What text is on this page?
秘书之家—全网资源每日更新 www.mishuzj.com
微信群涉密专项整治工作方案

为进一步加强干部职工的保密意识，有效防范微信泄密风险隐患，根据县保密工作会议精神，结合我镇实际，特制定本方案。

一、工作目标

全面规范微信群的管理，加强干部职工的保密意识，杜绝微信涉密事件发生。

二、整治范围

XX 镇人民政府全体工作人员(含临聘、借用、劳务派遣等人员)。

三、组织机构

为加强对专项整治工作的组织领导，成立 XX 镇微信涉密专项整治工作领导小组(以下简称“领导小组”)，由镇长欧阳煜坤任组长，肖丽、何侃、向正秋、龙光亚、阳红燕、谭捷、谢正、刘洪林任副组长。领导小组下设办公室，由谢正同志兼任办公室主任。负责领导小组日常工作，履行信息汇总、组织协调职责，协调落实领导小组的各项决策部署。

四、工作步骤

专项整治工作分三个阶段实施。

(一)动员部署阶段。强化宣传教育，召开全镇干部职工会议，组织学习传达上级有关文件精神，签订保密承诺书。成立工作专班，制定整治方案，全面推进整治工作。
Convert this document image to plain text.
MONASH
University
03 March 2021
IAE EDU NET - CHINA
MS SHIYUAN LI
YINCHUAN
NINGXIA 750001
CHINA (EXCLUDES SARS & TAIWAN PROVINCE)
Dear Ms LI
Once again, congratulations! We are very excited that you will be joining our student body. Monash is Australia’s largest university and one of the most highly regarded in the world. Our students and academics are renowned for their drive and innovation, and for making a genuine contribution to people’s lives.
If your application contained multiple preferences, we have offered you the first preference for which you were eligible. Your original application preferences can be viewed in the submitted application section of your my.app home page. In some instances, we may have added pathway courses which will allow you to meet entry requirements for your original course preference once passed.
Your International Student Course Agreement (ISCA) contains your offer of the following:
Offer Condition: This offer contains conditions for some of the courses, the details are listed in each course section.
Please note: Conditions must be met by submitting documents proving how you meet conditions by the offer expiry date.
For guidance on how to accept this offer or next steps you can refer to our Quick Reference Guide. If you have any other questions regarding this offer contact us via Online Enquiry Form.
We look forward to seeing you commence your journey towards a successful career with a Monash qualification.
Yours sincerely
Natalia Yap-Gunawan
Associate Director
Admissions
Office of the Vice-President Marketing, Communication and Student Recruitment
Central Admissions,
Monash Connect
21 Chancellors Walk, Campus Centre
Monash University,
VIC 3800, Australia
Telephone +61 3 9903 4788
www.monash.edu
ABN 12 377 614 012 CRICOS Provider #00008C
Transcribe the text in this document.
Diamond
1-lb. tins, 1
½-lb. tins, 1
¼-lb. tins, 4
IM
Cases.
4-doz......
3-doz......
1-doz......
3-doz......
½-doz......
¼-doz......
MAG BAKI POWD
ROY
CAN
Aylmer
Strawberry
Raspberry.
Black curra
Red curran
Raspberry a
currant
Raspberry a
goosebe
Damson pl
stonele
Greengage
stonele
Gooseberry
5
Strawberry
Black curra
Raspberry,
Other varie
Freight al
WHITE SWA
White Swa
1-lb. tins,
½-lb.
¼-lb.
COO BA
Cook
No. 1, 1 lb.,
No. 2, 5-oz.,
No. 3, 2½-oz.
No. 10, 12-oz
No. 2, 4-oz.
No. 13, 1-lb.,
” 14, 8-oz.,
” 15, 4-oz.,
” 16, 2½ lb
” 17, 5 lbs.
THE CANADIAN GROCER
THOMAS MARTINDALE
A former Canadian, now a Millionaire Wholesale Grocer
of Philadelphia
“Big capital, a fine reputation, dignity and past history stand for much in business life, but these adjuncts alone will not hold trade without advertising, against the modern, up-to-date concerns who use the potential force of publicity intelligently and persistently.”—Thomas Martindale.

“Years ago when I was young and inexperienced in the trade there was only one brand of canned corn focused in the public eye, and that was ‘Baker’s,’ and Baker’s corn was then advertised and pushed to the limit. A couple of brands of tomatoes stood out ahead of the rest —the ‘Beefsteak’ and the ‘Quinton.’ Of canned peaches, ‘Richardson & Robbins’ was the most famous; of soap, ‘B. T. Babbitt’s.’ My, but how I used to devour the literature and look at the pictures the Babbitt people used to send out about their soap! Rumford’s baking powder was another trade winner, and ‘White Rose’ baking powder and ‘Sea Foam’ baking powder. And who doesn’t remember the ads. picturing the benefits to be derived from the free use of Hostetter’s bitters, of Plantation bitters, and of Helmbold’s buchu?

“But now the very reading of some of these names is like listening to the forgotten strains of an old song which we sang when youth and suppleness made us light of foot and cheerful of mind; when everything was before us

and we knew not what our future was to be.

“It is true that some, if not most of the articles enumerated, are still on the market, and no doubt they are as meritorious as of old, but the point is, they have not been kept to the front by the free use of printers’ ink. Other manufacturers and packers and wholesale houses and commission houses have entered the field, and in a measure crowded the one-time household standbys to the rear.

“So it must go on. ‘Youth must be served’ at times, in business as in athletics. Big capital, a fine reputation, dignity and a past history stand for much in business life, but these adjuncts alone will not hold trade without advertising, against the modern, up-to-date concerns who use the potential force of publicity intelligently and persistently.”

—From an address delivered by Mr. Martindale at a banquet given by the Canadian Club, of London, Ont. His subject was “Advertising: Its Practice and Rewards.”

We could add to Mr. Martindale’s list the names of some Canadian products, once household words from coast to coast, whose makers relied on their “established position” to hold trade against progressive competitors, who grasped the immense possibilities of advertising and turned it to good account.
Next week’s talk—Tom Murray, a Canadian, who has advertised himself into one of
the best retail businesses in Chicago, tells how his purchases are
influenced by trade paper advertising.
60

○ ○ ○ ○ ○

• [STATED TASK] Copy out the whole listing, exactly as written.

• [PROBLEM SOLUTION]
What text is on this page?
秘书之家—全网资源每日更新 www.mishuzj.com
微信群涉密专项整治工作方案

为进一步加强干部职工的保密意识，有效防范微信泄密风险隐患，根据县保密工作会议精神，结合我镇实际，特制定本方案。

一、工作目标

全面规范微信群的管理，加强干部职工的保密意识，杜绝微信涉密事件发生。

二、整治范围

XX 镇人民政府全体工作人员(含临聘、借用、劳务派遣等人员)。

三、组织机构

为加强对专项整治工作的组织领导，成立 XX 镇微信涉密专项整治工作领导小组(以下简称“领导小组”)，由镇长欧阳煜坤任组长，肖丽、何侃、向正秋、龙光亚、阳红燕、谭捷、谢正、刘洪林任副组长。领导小组下设办公室，由谢正同志兼任办公室主任。负责领导小组日常工作，履行信息汇总、组织协调职责，协调落实领导小组的各项决策部署。

四、工作步骤

专项整治工作分三个阶段实施。

(一)动员部署阶段。强化宣传教育，召开全镇干部职工会议，组织学习传达上级有关文件精神，签订保密承诺书。成立工作专班，制定整治方案，全面推进整治工作。
Convert this document image to plain text.
MONASH
University
03 March 2021
IAE EDU NET - CHINA
MS SHIYUAN LI
YINCHUAN
NINGXIA 750001
CHINA (EXCLUDES SARS & TAIWAN PROVINCE)
Dear Ms LI
Once again, congratulations! We are very excited that you will be joining our student body. Monash is Australia’s largest university and one of the most highly regarded in the world. Our students and academics are renowned for their drive and innovation, and for making a genuine contribution to people’s lives.
If your application contained multiple preferences, we have offered you the first preference for which you were eligible. Your original application preferences can be viewed in the submitted application section of your my.app home page. In some instances, we may have added pathway courses which will allow you to meet entry requirements for your original course preference once passed.
Your International Student Course Agreement (ISCA) contains your offer of the following:
Offer Condition: This offer contains conditions for some of the courses, the details are listed in each course section.
Please note: Conditions must be met by submitting documents proving how you meet conditions by the offer expiry date.
For guidance on how to accept this offer or next steps you can refer to our Quick Reference Guide. If you have any other questions regarding this offer contact us via Online Enquiry Form.
We look forward to seeing you commence your journey towards a successful career with a Monash qualification.
Yours sincerely
Natalia Yap-Gunawan
Associate Director
Admissions
Office of the Vice-President Marketing, Communication and Student Recruitment
Central Admissions,
Monash Connect
21 Chancellors Walk, Campus Centre
Monash University,
VIC 3800, Australia
Telephone +61 3 9903 4788
www.monash.edu
ABN 12 377 614 012 CRICOS Provider #00008C
Transcribe the text in this document.
Diamond
1-lb. tins, 1
½-lb. tins, 1
¼-lb. tins, 4
IM
Cases.
4-doz......
3-doz......
1-doz......
3-doz......
½-doz......
¼-doz......
MAG BAKI POWD
ROY
CAN
Aylmer
Strawberry
Raspberry.
Black curra
Red curran
Raspberry a
currant
Raspberry a
goosebe
Damson pl
stonele
Greengage
stonele
Gooseberry
5
Strawberry
Black curra
Raspberry,
Other varie
Freight al
WHITE SWA
White Swa
1-lb. tins,
½-lb.
¼-lb.
COO BA
Cook
No. 1, 1 lb.,
No. 2, 5-oz.,
No. 3, 2½-oz.
No. 10, 12-oz
No. 2, 4-oz.
No. 13, 1-lb.,
” 14, 8-oz.,
” 15, 4-oz.,
” 16, 2½ lb
” 17, 5 lbs.
THE CANADIAN GROCER
THOMAS MARTINDALE
A former Canadian, now a Millionaire Wholesale Grocer
of Philadelphia
“Big capital, a fine reputation, dignity and past history stand for much in business life, but these adjuncts alone will not hold trade without advertising, against the modern, up-to-date concerns who use the potential force of publicity intelligently and persistently.”—Thomas Martindale.

“Years ago when I was young and inexperienced in the trade there was only one brand of canned corn focused in the public eye, and that was ‘Baker’s,’ and Baker’s corn was then advertised and pushed to the limit. A couple of brands of tomatoes stood out ahead of the rest —the ‘Beefsteak’ and the ‘Quinton.’ Of canned peaches, ‘Richardson & Robbins’ was the most famous; of soap, ‘B. T. Babbitt’s.’ My, but how I used to devour the literature and look at the pictures the Babbitt people used to send out about their soap! Rumford’s baking powder was another trade winner, and ‘White Rose’ baking powder and ‘Sea Foam’ baking powder. And who doesn’t remember the ads. picturing the benefits to be derived from the free use of Hostetter’s bitters, of Plantation bitters, and of Helmbold’s buchu?

“But now the very reading of some of these names is like listening to the forgotten strains of an old song which we sang when youth and suppleness made us light of foot and cheerful of mind; when everything was before us

and we knew not what our future was to be.

“It is true that some, if not most of the articles enumerated, are still on the market, and no doubt they are as meritorious as of old, but the point is, they have not been kept to the front by the free use of printers’ ink. Other manufacturers and packers and wholesale houses and commission houses have entered the field, and in a measure crowded the one-time household standbys to the rear.

“So it must go on. ‘Youth must be served’ at times, in business as in athletics. Big capital, a fine reputation, dignity and a past history stand for much in business life, but these adjuncts alone will not hold trade without advertising, against the modern, up-to-date concerns who use the potential force of publicity intelligently and persistently.”

—From an address delivered by Mr. Martindale at a banquet given by the Canadian Club, of London, Ont. His subject was “Advertising: Its Practice and Rewards.”

We could add to Mr. Martindale’s list the names of some Canadian products, once household words from coast to coast, whose makers relied on their “established position” to hold trade against progressive competitors, who grasped the immense possibilities of advertising and turned it to good account.
Next week’s talk—Tom Murray, a Canadian, who has advertised himself into one of
the best retail businesses in Chicago, tells how his purchases are
influenced by trade paper advertising.
60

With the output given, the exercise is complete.